- **Quelle**

Die Entscheidung ist im Zusammenhang mit der Entscheidung des BGH vom 4.2.2010 – I ZR 30/08[1] zu betrachten. Bereits hier geht der BGH davon aus, dass die für ein Abschlussschreiben entstehende Geschäftsgebühr im Allgemeinen auf der Grundlage von Nr. 2300 VV zu berechnen ist. Im konkreten Fall wurde jedoch die Anwendbarkeit von Nr. 2302 VV – Schreiben einfacher Art – bejaht.

Grundsätzlich wird man im Zusammenhang mit einem Abschlussschreiben zwischen drei unterschiedlichen gebührenrechtlichen Angelegenheiten differenzieren müssen:

a) Abmahnschreiben

Zunächst wird ein Anwalt in der Regel eine außergerichtliche Abmahnung im Rahmen eines Vertretungsmandats erstellen. Hierdurch wird aus dem Wert der Hauptsache eine Geschäftsgebühr nach Nr. 2300 VV ausgelöst.

- **Gegebene Einträge**

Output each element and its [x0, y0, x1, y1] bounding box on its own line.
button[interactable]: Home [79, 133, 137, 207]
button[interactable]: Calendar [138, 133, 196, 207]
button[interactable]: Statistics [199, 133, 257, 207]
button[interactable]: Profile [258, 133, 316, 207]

- **Aufgaben**
[1] Nach welcher Nummer des VV ist laut Quelle die Geschäftsgebühr für ein Abschlussschreiben im Allgemeinen zu berechnen?
[2] Gib aus der Quelle den Abschnitt von „a) Abmahnschreiben“ bis „Nr. 2300 VV ausgelöst.“ Wort für Wort aus.
[3] Prüfe, ob diese Aussagen zur Quelle passen, und antworte jeweils mit Ja oder Nein samt den entscheidenden Worten aus der Quelle:
(a) Im konkreten Fall wurde Nr. 2302 VV für anwendbar gehalten.
(b) Die Quelle unterscheidet bei einem Abschlussschreiben zwei gebührenrechtliche Angelegenheiten.
(c) Eine außergerichtliche Abmahnung löst eine Geschäftsgebühr aus dem Wert der Hauptsache aus.
Die Auflistung stammt aus einer anderen Quelle als der Text.

- **Lösungen**
[1] Nach Nr. 2300 VV.

[2]
a) Abmahnschreiben

Zunächst wird ein Anwalt in der Regel eine außergerichtliche Abmahnung im Rahmen eines Vertretungsmandats erstellen. Hierdurch wird aus dem Wert der Hauptsache eine Geschäftsgebühr nach Nr. 2300 VV ausgelöst.

[3]
(a) Ja: „Im konkreten Fall wurde jedoch die Anwendbarkeit von Nr. 2302 VV – Schreiben einfacher Art – bejaht.“
(b) Nein: „zwischen drei unterschiedlichen gebührenrechtlichen Angelegenheiten differenzieren müssen“
(c) Ja: „Hierdurch wird aus dem Wert der Hauptsache eine Geschäftsgebühr nach Nr. 2300 VV ausgelöst.“